GIVEN TEXT |
Where can you go to connect with some supportive people Stacey? Where is the nearest place that is recovery focused? Are there groups near you? When is the next one? Many are free, just show up - check out this list:
You’re a good person Stacey. You’re worthy. You matter. Looking forward to hearing about your next step
Thank you @Matt.
I’m just all over the place to be fair. But hopefully will keep in the right direction.
Thank you so much for all the effort you put into me. X
In my other thread I had a big rant because I was really upset. Dont need to like rehash it all up but yeah. I was really anxious (I have an anxiety disorder) and alongside my PTSD with like 0 anything in my system I started to feel some of those symptoms sitting ready to come out like the flashbacks and stuff and I honestly thought talking to a friend with anxiety might help and then telling her i was tempted to get high and trying to avoid it and then her offering one of her anxiety meds (which I’ve never had a problem abusing), plus already two days prior making a doc appt first thing Monday, I thought I was doing the right thing. I worked for a whole year getting off all my meds cause I hate taking pills, so I guess she was right in that I put all the weight on my ego and what others were assuming rather than just doing my next right thing and putting weight on that. I was wound up for so many reasons too it became crazy and I have so many bad things that come out of that headspace (when sober) I just felt really dismissed and attacked and that the wrong things being heard made it so much worse and I just felt no one actually understood where i was at which again made it worse. There were alot of things. But I’m back on the horse and that’s all that matters. So thank you for trying to help and the suggestions you made. I will definitely consider them. X
Checking in on day two…before last night the two days before I had a total of 5 hours between the 2 days. And sooooo I used some sleep aid (vitimins) and my 2 prescribed quetiapine, which I also did the two days before…but last night it actually worked and I missed church…which sucks…BUT I had the most solid sleep ever and I’m feeling good!

RECORDS SUPPLIED |
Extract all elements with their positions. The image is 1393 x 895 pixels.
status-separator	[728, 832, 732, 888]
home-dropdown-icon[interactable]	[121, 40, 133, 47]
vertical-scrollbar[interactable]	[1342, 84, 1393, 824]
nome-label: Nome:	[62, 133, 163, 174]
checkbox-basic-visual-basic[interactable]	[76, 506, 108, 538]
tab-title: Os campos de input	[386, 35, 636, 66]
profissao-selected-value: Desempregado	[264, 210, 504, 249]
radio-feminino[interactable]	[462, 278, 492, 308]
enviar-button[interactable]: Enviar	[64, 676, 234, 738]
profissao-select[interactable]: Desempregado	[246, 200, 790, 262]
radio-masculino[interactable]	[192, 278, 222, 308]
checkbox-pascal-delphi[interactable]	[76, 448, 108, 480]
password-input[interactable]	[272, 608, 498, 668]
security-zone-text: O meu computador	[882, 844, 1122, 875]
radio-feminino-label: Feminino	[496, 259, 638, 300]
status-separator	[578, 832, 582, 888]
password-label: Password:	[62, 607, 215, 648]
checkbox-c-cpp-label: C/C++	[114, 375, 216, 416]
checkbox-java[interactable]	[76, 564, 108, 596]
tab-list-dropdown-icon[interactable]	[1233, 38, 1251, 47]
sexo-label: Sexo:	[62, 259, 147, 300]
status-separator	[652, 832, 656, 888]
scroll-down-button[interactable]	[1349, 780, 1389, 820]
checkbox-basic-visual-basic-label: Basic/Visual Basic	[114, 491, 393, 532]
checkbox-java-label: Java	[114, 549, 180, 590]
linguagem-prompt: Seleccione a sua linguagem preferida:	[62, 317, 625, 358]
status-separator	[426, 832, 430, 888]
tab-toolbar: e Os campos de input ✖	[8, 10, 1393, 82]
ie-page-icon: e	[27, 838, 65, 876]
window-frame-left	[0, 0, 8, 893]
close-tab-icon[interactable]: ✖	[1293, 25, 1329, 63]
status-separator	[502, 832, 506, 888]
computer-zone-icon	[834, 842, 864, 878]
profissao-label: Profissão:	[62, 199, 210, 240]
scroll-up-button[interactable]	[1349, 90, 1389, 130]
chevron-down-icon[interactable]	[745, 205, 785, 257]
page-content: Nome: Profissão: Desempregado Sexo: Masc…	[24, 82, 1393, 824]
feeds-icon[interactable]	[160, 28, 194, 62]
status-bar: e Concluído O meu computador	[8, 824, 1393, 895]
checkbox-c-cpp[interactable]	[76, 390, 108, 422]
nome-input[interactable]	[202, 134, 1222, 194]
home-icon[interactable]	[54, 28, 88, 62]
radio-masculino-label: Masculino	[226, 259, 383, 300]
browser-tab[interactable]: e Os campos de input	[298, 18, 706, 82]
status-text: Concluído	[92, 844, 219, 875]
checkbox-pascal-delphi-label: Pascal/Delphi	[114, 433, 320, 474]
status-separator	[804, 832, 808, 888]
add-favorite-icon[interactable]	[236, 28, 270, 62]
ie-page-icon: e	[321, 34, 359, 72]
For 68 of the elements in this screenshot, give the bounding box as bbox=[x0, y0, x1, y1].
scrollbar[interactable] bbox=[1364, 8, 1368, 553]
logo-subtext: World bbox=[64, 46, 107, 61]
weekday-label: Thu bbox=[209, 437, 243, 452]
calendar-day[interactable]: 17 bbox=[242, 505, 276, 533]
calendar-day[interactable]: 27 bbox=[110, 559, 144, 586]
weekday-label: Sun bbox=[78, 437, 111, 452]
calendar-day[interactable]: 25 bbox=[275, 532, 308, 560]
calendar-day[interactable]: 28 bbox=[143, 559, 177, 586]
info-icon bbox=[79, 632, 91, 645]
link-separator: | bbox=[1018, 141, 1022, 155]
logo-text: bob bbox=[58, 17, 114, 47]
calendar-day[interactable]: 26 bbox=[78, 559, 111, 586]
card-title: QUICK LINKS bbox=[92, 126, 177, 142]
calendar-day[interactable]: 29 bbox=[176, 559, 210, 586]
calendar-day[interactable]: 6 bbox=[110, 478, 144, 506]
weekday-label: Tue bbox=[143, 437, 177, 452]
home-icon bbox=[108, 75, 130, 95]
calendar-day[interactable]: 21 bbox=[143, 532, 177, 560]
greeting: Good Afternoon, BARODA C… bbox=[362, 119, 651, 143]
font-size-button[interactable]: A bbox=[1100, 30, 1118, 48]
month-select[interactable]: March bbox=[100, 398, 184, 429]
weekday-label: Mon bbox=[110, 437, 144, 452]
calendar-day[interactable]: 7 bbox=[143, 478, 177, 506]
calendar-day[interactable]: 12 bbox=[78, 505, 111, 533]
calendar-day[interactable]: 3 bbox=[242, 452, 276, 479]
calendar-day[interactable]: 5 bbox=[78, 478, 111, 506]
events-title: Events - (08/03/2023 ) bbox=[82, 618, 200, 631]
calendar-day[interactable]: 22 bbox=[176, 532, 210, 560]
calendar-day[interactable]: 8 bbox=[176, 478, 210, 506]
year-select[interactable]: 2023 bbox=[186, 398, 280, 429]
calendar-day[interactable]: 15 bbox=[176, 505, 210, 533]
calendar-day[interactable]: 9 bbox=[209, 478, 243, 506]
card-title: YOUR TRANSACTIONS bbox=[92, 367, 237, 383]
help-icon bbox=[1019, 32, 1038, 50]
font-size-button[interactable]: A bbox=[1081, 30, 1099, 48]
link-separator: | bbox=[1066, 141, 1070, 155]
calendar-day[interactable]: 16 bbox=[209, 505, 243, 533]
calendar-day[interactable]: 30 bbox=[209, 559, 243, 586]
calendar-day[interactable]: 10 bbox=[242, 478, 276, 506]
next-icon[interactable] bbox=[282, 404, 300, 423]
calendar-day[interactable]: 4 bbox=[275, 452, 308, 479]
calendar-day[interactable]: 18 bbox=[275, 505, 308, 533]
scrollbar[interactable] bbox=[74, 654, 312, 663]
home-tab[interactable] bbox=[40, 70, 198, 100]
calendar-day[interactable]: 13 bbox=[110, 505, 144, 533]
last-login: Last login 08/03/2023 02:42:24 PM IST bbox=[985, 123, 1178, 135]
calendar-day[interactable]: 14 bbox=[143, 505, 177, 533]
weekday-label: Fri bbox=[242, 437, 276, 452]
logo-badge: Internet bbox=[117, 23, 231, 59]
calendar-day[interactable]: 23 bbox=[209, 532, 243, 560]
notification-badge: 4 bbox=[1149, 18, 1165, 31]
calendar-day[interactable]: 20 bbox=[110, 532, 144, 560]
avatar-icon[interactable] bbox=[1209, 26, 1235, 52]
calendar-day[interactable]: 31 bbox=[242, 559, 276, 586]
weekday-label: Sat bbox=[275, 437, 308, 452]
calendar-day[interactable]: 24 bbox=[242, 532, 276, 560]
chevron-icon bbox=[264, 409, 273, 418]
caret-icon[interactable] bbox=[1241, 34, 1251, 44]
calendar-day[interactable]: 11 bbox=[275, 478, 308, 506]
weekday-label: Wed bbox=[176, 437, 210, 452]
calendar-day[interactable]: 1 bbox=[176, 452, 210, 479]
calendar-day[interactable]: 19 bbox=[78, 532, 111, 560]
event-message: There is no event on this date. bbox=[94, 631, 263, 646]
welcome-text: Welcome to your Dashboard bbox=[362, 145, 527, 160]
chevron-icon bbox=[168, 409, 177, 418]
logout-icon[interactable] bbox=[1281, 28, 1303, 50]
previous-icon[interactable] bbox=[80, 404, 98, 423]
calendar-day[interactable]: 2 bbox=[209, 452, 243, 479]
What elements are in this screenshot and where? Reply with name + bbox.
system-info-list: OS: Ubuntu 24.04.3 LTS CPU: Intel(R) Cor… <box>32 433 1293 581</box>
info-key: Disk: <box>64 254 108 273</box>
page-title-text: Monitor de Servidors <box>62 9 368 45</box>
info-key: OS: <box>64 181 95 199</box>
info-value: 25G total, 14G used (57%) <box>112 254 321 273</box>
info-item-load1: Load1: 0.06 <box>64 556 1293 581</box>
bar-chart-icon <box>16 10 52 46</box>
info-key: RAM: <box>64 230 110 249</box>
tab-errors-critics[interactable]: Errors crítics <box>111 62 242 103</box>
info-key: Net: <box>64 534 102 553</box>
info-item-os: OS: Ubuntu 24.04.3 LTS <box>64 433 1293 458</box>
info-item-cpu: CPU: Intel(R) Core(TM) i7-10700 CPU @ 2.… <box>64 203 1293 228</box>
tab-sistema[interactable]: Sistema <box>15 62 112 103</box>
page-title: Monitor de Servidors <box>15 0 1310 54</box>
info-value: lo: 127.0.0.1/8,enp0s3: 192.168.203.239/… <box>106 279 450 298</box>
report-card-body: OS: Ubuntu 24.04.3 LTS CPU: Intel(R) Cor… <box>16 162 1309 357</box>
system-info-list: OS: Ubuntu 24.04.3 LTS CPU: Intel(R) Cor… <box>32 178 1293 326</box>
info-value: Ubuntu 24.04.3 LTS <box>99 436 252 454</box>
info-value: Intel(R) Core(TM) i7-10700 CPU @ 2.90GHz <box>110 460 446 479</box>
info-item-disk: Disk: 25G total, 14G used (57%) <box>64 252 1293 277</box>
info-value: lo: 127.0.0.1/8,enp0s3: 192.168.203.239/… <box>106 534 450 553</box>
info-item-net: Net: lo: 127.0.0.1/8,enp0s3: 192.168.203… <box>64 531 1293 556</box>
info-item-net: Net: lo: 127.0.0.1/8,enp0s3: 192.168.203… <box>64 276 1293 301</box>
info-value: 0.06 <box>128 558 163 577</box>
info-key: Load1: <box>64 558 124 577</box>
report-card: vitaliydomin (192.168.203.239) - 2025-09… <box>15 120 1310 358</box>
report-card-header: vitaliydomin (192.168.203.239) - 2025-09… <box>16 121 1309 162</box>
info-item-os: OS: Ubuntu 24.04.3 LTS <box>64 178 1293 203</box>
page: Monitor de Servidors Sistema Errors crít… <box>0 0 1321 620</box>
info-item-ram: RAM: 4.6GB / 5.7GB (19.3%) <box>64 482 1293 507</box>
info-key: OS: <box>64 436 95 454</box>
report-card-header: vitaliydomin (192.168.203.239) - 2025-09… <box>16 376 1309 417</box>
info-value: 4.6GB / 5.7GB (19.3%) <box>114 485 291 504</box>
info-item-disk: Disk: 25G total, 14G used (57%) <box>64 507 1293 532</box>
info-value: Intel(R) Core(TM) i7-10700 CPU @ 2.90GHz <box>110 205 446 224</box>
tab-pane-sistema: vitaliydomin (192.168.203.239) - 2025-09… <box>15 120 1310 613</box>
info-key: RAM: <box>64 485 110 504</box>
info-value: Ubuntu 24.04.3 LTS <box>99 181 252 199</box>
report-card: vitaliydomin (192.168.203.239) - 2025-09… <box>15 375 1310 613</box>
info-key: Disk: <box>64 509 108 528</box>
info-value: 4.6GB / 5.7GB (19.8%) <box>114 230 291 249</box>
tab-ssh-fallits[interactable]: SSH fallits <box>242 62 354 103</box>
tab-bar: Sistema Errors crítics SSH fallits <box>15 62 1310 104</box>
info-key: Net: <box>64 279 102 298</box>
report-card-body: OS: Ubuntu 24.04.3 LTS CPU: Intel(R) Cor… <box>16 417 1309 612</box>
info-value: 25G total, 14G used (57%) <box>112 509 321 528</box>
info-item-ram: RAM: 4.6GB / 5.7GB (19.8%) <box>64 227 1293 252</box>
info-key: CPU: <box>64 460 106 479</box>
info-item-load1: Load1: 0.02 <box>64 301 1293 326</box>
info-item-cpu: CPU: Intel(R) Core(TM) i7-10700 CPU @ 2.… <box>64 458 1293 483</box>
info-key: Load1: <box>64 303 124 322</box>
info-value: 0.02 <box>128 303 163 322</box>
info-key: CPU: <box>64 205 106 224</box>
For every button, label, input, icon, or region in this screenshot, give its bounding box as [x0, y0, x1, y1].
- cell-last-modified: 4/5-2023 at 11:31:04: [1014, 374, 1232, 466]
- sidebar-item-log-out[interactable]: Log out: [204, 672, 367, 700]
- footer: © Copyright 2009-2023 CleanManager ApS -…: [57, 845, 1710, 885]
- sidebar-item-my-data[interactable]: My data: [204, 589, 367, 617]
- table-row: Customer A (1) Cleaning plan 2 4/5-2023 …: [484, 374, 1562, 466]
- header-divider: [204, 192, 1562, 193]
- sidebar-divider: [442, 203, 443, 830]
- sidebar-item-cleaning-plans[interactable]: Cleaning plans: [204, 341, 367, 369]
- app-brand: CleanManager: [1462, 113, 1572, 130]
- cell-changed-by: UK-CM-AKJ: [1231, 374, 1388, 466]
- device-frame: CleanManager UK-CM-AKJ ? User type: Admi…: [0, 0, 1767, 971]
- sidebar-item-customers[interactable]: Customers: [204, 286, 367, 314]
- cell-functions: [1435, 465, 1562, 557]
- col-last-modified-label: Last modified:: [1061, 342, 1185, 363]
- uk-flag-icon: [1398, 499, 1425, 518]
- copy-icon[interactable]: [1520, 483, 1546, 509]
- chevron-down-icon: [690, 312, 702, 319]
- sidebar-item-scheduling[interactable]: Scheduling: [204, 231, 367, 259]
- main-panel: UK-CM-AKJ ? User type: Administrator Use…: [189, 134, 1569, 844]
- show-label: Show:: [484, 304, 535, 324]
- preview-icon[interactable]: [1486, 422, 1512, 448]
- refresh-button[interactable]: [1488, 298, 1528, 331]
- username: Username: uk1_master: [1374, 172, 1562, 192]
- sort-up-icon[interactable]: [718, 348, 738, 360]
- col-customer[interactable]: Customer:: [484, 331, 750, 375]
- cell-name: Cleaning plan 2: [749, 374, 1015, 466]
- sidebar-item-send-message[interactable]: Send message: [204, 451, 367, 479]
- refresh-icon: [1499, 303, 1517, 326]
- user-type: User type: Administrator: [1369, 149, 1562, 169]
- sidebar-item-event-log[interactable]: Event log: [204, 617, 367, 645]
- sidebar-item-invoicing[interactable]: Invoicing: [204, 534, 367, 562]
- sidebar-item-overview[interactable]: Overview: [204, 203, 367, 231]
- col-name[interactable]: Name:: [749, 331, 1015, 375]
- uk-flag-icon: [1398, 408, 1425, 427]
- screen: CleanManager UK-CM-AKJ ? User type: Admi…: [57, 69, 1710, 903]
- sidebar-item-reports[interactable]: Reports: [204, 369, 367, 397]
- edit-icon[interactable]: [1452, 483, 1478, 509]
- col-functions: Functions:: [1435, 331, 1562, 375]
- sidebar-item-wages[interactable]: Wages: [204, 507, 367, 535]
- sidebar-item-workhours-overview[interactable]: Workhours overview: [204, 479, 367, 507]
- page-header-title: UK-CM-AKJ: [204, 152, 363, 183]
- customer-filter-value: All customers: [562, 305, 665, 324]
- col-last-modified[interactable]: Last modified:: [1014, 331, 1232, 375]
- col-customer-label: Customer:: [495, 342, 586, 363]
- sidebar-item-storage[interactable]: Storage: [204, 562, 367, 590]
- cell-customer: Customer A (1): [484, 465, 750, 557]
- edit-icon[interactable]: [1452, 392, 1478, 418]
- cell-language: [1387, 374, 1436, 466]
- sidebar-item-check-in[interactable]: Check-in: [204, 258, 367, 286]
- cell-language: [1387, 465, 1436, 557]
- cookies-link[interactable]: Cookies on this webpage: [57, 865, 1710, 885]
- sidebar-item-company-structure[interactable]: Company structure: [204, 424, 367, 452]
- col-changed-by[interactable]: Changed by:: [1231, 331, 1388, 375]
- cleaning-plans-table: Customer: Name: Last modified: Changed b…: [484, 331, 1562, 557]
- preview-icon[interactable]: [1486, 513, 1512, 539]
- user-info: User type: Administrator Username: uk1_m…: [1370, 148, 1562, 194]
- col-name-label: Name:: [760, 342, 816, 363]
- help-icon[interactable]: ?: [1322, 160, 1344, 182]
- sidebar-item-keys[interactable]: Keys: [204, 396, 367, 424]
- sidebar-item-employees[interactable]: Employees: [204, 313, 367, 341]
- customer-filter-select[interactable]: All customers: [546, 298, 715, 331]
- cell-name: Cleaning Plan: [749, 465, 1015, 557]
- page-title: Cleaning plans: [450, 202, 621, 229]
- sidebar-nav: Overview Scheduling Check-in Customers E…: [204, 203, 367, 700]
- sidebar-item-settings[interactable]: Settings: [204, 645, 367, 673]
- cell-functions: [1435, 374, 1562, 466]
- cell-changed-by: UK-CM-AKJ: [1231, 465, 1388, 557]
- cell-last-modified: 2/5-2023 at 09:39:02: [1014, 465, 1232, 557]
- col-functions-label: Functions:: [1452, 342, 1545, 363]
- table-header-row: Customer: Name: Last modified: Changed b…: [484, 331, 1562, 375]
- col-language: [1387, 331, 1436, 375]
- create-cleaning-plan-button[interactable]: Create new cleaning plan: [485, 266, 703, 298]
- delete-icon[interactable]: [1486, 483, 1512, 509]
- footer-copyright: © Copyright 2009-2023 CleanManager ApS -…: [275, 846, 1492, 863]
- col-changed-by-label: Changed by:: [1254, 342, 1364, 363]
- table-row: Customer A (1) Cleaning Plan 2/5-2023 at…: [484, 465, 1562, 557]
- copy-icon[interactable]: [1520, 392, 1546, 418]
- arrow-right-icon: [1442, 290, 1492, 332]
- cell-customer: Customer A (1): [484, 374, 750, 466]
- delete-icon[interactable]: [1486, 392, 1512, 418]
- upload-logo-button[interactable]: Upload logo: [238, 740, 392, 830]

EXERCISE | Continue the recovery forum thread from the point where it stops.

EXPECTED OUTPUT |
Checking in at 2. Grateful for another sober today! Thanks everyone for your support! @Jane.c @KevinesKay @ThajokerNL
I know I was short and had a rant about my feelings in the other thread but it changes nothing. Family is family and sometimes things get heated but the love is always there. That’s what unconditional means! So love you guys! And thank you @Dolse71 for talking me down.
Today is a glad day!
I’m just glad you’re still here. And you’re not giving up. Some of us have a few bumps in the road during this journey. I know I have.
And @Dolse71 does have a way with words doesn’t he? he’s been a huge asset to TS.
Oh no! I thought @Dolse71 was a lady my bad!!! I also just noticed in the @ suggestions showed “paul” next to it haha Sorry @Dolse71
Checking in @ 510 days Sober!Life is Good.